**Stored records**
---

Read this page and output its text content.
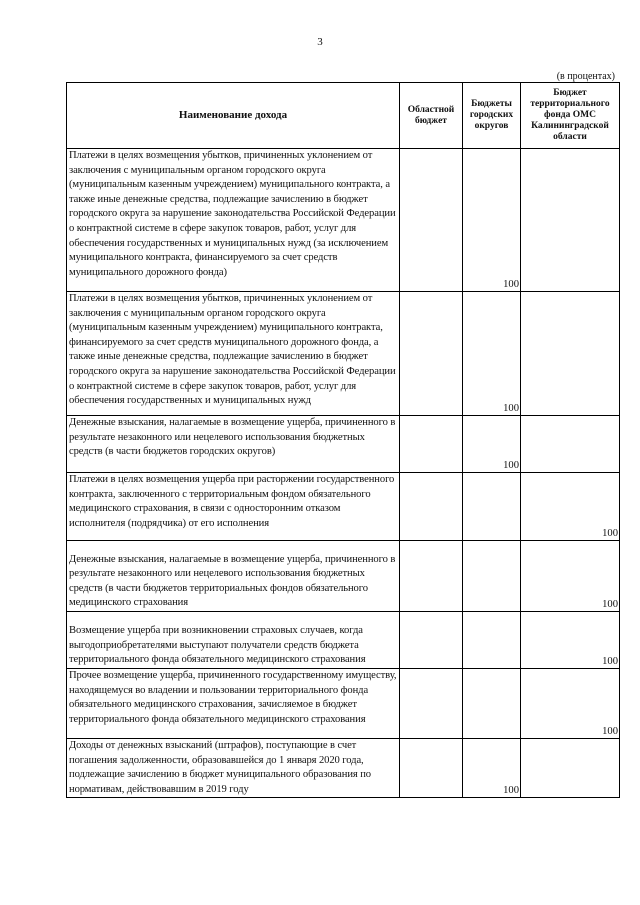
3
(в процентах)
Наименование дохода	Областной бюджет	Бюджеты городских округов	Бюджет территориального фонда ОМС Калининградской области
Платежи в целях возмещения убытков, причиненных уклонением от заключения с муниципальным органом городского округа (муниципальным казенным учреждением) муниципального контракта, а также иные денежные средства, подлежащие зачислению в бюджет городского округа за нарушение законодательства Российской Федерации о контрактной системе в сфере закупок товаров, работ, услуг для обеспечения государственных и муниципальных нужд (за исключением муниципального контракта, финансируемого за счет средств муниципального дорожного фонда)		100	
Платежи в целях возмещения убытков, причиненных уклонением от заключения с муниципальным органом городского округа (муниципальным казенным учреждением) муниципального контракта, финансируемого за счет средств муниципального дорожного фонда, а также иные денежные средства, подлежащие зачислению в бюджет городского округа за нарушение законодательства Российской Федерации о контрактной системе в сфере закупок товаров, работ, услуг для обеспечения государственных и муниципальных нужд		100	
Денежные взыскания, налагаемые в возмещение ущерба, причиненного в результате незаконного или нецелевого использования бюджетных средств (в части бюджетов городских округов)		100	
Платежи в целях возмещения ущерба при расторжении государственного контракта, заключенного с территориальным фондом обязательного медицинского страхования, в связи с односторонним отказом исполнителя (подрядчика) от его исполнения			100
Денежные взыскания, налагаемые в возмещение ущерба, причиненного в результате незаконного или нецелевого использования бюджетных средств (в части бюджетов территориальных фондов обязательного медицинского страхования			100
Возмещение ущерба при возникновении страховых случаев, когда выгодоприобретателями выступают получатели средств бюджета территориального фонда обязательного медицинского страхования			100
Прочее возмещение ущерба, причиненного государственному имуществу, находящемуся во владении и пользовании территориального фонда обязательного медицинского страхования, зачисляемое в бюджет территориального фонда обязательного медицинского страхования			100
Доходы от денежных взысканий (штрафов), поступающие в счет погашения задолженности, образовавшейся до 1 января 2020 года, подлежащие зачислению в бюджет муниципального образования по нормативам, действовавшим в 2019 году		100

---

List each line in the listing that contains the string "контракта".

Платежи в целях возмещения убытков, причиненных уклонением от заключения с муниципальным органом городского округа (муниципальным казенным учреждением) муниципального контракта, а также иные денежные средства, подлежащие зачислению в бюджет городского округа за нарушение законодательства Российской Федерации о контрактной системе в сфере закупок товаров, работ, услуг для обеспечения государственных и муниципальных нужд (за исключением муниципального контракта, финансируемого за счет средств муниципального дорожного фонда)		100	
Платежи в целях возмещения убытков, причиненных уклонением от заключения с муниципальным органом городского округа (муниципальным казенным учреждением) муниципального контракта, финансируемого за счет средств муниципального дорожного фонда, а также иные денежные средства, подлежащие зачислению в бюджет городского округа за нарушение законодательства Российской Федерации о контрактной системе в сфере закупок товаров, работ, услуг для обеспечения государственных и муниципальных нужд		100	
Платежи в целях возмещения ущерба при расторжении государственного контракта, заключенного с территориальным фондом обязательного медицинского страхования, в связи с односторонним отказом исполнителя (подрядчика) от его исполнения			100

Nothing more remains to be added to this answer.